(Exercise) With the images removed, repeat the data below exactly.

====== Dataset entries ======

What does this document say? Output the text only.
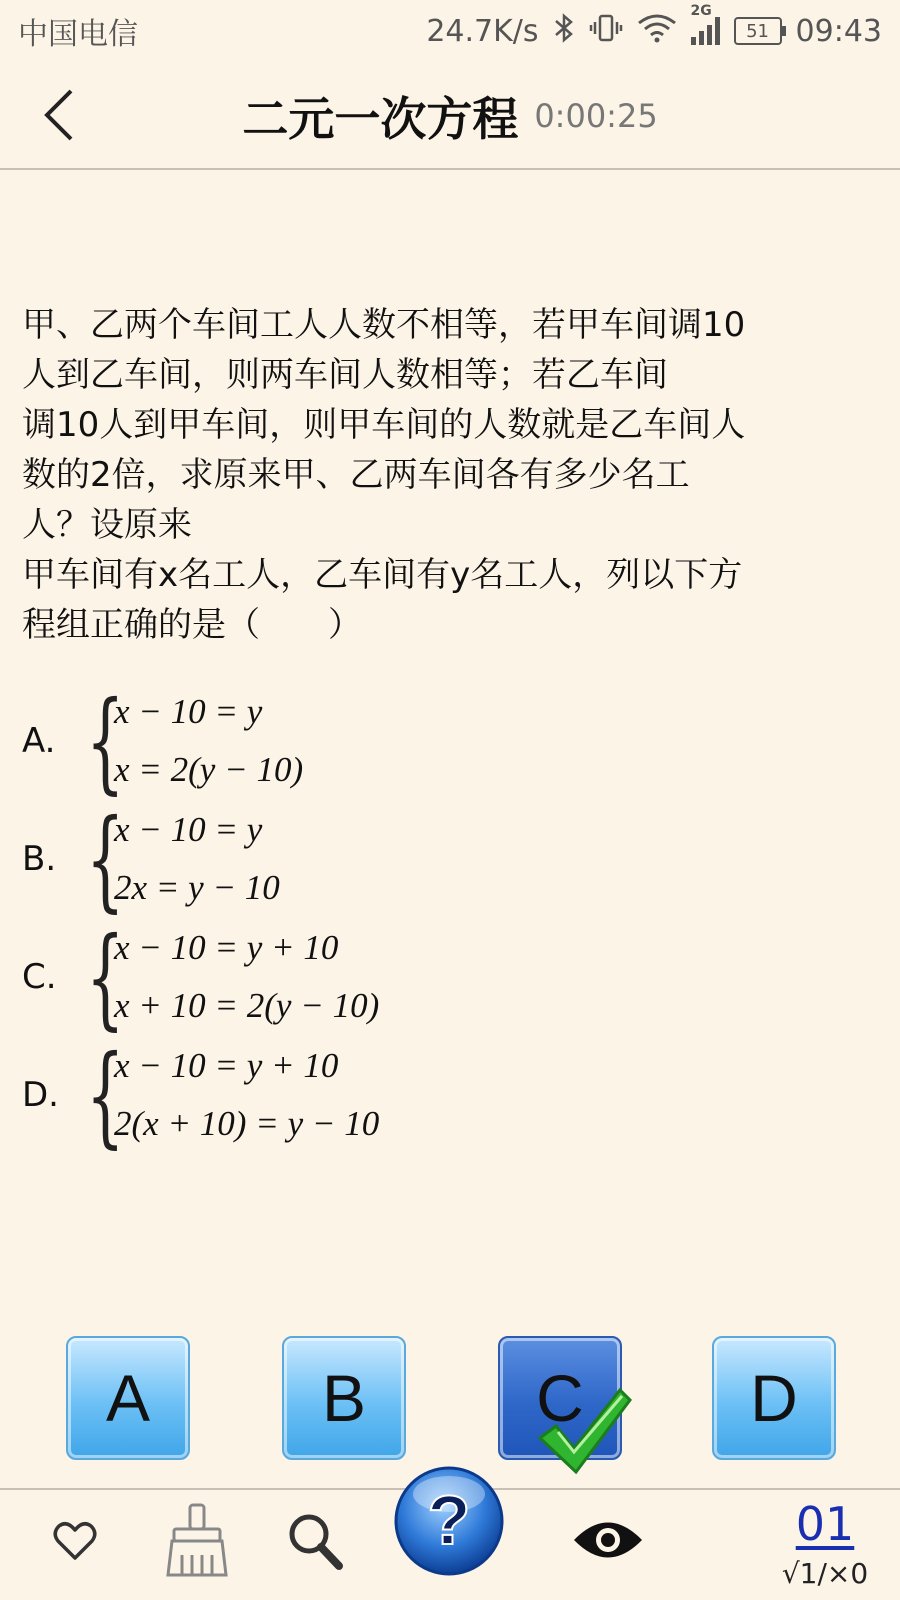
中国电信	24.7K/s
2G
51 09:43
二元一次方程 0:00:25

甲、乙两个车间工人人数不相等，若甲车间调10

人到乙车间，则两车间人数相等；若乙车间

调10人到甲车间，则甲车间的人数就是乙车间人

数的2倍，求原来甲、乙两车间各有多少名工

人？设原来

甲车间有x名工人，乙车间有y名工人，列以下方

程组正确的是（　　）

A. {
x − 10 = y
x = 2(y − 10)
B. {
x − 10 = y
2x = y − 10
C. {
x − 10 = y + 10
x + 10 = 2(y − 10)
D. {
x − 10 = y + 10
2(x + 10) = y − 10
A	B	C	D
?	01
√1/×0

======

(Result of the exercise)
What does this document say? Output the text only.
中国电信	24.7K/s
2G
51 09:43
二元一次方程 0:00:25

甲、乙两个车间工人人数不相等，若甲车间调10

人到乙车间，则两车间人数相等；若乙车间

调10人到甲车间，则甲车间的人数就是乙车间人

数的2倍，求原来甲、乙两车间各有多少名工

人？设原来

甲车间有x名工人，乙车间有y名工人，列以下方

程组正确的是（　　）

A. {
x − 10 = y
x = 2(y − 10)
B. {
x − 10 = y
2x = y − 10
C. {
x − 10 = y + 10
x + 10 = 2(y − 10)
D. {
x − 10 = y + 10
2(x + 10) = y − 10
A	B	C	D
?	01
√1/×0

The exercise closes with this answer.